=== Dataset rows ===

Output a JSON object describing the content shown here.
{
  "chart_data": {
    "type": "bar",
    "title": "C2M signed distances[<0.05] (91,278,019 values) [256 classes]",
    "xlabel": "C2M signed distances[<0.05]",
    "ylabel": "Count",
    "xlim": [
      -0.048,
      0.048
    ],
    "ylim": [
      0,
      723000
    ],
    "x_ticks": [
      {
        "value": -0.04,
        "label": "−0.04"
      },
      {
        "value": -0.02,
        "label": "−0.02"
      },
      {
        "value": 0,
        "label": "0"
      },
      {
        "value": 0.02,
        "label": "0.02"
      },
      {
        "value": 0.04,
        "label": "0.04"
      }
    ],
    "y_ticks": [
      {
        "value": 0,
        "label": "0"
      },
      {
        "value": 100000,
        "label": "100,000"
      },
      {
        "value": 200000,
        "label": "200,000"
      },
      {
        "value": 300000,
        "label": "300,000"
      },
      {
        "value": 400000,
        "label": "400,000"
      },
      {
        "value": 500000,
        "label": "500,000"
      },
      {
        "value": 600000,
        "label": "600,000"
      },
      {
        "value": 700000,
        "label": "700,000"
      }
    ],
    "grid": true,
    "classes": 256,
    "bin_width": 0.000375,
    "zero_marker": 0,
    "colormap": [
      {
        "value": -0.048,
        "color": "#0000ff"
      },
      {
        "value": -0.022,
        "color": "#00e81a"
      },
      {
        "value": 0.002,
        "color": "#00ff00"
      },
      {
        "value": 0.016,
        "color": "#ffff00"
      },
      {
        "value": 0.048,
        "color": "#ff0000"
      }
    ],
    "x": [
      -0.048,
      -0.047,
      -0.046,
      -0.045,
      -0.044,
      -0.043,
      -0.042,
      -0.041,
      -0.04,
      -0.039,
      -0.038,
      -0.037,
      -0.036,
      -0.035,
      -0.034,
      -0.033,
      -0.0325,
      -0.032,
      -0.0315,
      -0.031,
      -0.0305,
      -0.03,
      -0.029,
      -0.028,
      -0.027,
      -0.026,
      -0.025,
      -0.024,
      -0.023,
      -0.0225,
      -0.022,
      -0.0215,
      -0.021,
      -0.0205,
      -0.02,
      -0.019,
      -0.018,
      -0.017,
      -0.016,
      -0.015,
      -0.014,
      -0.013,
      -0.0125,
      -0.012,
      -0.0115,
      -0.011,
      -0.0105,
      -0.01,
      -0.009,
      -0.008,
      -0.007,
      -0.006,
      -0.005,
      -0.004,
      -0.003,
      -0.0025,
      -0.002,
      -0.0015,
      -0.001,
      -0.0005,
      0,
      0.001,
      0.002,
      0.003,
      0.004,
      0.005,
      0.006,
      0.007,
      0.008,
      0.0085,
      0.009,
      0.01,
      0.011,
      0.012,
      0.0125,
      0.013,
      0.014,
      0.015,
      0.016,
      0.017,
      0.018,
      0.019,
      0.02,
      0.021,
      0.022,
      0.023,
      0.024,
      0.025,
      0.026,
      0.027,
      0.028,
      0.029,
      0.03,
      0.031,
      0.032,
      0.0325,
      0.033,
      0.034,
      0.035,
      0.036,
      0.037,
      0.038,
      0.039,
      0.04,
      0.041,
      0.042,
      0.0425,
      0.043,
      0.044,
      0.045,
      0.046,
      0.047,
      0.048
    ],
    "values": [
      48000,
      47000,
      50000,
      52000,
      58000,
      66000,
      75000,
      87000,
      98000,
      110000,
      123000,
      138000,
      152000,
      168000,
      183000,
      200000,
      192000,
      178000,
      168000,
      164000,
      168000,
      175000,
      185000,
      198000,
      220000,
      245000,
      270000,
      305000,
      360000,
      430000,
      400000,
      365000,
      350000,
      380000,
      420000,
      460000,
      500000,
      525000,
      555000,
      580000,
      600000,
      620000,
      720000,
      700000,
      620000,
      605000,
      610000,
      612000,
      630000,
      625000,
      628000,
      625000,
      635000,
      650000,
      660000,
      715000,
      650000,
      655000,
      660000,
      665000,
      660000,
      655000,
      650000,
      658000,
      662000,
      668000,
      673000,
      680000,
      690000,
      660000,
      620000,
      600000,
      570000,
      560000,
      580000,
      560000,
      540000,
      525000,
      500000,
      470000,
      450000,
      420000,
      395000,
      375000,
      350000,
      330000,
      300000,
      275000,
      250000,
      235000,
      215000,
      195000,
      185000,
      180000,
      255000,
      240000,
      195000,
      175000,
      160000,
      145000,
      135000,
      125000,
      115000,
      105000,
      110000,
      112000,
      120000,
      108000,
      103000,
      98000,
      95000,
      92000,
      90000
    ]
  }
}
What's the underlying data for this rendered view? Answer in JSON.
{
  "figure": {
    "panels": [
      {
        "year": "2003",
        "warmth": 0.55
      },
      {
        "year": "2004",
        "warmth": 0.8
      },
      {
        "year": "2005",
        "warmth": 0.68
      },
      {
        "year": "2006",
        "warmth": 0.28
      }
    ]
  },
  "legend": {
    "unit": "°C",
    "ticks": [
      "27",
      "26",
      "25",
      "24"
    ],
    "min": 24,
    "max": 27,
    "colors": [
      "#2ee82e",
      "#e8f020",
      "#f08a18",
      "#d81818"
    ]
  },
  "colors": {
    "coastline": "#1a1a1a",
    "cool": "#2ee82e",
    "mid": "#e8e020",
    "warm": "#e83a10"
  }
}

===

> Problem description
Please reproduce all of the entries exactly as they stand.

> Result of the exercise
Output a JSON object describing the content shown here.
{
  "chart_data": {
    "type": "bar",
    "title": "C2M signed distances[<0.05] (91,278,019 values) [256 classes]",
    "xlabel": "C2M signed distances[<0.05]",
    "ylabel": "Count",
    "xlim": [
      -0.048,
      0.048
    ],
    "ylim": [
      0,
      723000
    ],
    "x_ticks": [
      {
        "value": -0.04,
        "label": "−0.04"
      },
      {
        "value": -0.02,
        "label": "−0.02"
      },
      {
        "value": 0,
        "label": "0"
      },
      {
        "value": 0.02,
        "label": "0.02"
      },
      {
        "value": 0.04,
        "label": "0.04"
      }
    ],
    "y_ticks": [
      {
        "value": 0,
        "label": "0"
      },
      {
        "value": 100000,
        "label": "100,000"
      },
      {
        "value": 200000,
        "label": "200,000"
      },
      {
        "value": 300000,
        "label": "300,000"
      },
      {
        "value": 400000,
        "label": "400,000"
      },
      {
        "value": 500000,
        "label": "500,000"
      },
      {
        "value": 600000,
        "label": "600,000"
      },
      {
        "value": 700000,
        "label": "700,000"
      }
    ],
    "grid": true,
    "classes": 256,
    "bin_width": 0.000375,
    "zero_marker": 0,
    "colormap": [
      {
        "value": -0.048,
        "color": "#0000ff"
      },
      {
        "value": -0.022,
        "color": "#00e81a"
      },
      {
        "value": 0.002,
        "color": "#00ff00"
      },
      {
        "value": 0.016,
        "color": "#ffff00"
      },
      {
        "value": 0.048,
        "color": "#ff0000"
      }
    ],
    "x": [
      -0.048,
      -0.047,
      -0.046,
      -0.045,
      -0.044,
      -0.043,
      -0.042,
      -0.041,
      -0.04,
      -0.039,
      -0.038,
      -0.037,
      -0.036,
      -0.035,
      -0.034,
      -0.033,
      -0.0325,
      -0.032,
      -0.0315,
      -0.031,
      -0.0305,
      -0.03,
      -0.029,
      -0.028,
      -0.027,
      -0.026,
      -0.025,
      -0.024,
      -0.023,
      -0.0225,
      -0.022,
      -0.0215,
      -0.021,
      -0.0205,
      -0.02,
      -0.019,
      -0.018,
      -0.017,
      -0.016,
      -0.015,
      -0.014,
      -0.013,
      -0.0125,
      -0.012,
      -0.0115,
      -0.011,
      -0.0105,
      -0.01,
      -0.009,
      -0.008,
      -0.007,
      -0.006,
      -0.005,
      -0.004,
      -0.003,
      -0.0025,
      -0.002,
      -0.0015,
      -0.001,
      -0.0005,
      0,
      0.001,
      0.002,
      0.003,
      0.004,
      0.005,
      0.006,
      0.007,
      0.008,
      0.0085,
      0.009,
      0.01,
      0.011,
      0.012,
      0.0125,
      0.013,
      0.014,
      0.015,
      0.016,
      0.017,
      0.018,
      0.019,
      0.02,
      0.021,
      0.022,
      0.023,
      0.024,
      0.025,
      0.026,
      0.027,
      0.028,
      0.029,
      0.03,
      0.031,
      0.032,
      0.0325,
      0.033,
      0.034,
      0.035,
      0.036,
      0.037,
      0.038,
      0.039,
      0.04,
      0.041,
      0.042,
      0.0425,
      0.043,
      0.044,
      0.045,
      0.046,
      0.047,
      0.048
    ],
    "values": [
      48000,
      47000,
      50000,
      52000,
      58000,
      66000,
      75000,
      87000,
      98000,
      110000,
      123000,
      138000,
      152000,
      168000,
      183000,
      200000,
      192000,
      178000,
      168000,
      164000,
      168000,
      175000,
      185000,
      198000,
      220000,
      245000,
      270000,
      305000,
      360000,
      430000,
      400000,
      365000,
      350000,
      380000,
      420000,
      460000,
      500000,
      525000,
      555000,
      580000,
      600000,
      620000,
      720000,
      700000,
      620000,
      605000,
      610000,
      612000,
      630000,
      625000,
      628000,
      625000,
      635000,
      650000,
      660000,
      715000,
      650000,
      655000,
      660000,
      665000,
      660000,
      655000,
      650000,
      658000,
      662000,
      668000,
      673000,
      680000,
      690000,
      660000,
      620000,
      600000,
      570000,
      560000,
      580000,
      560000,
      540000,
      525000,
      500000,
      470000,
      450000,
      420000,
      395000,
      375000,
      350000,
      330000,
      300000,
      275000,
      250000,
      235000,
      215000,
      195000,
      185000,
      180000,
      255000,
      240000,
      195000,
      175000,
      160000,
      145000,
      135000,
      125000,
      115000,
      105000,
      110000,
      112000,
      120000,
      108000,
      103000,
      98000,
      95000,
      92000,
      90000
    ]
  }
}
What's the underlying data for this rendered view? Answer in JSON.
{
  "figure": {
    "panels": [
      {
        "year": "2003",
        "warmth": 0.55
      },
      {
        "year": "2004",
        "warmth": 0.8
      },
      {
        "year": "2005",
        "warmth": 0.68
      },
      {
        "year": "2006",
        "warmth": 0.28
      }
    ]
  },
  "legend": {
    "unit": "°C",
    "ticks": [
      "27",
      "26",
      "25",
      "24"
    ],
    "min": 24,
    "max": 27,
    "colors": [
      "#2ee82e",
      "#e8f020",
      "#f08a18",
      "#d81818"
    ]
  },
  "colors": {
    "coastline": "#1a1a1a",
    "cool": "#2ee82e",
    "mid": "#e8e020",
    "warm": "#e83a10"
  }
}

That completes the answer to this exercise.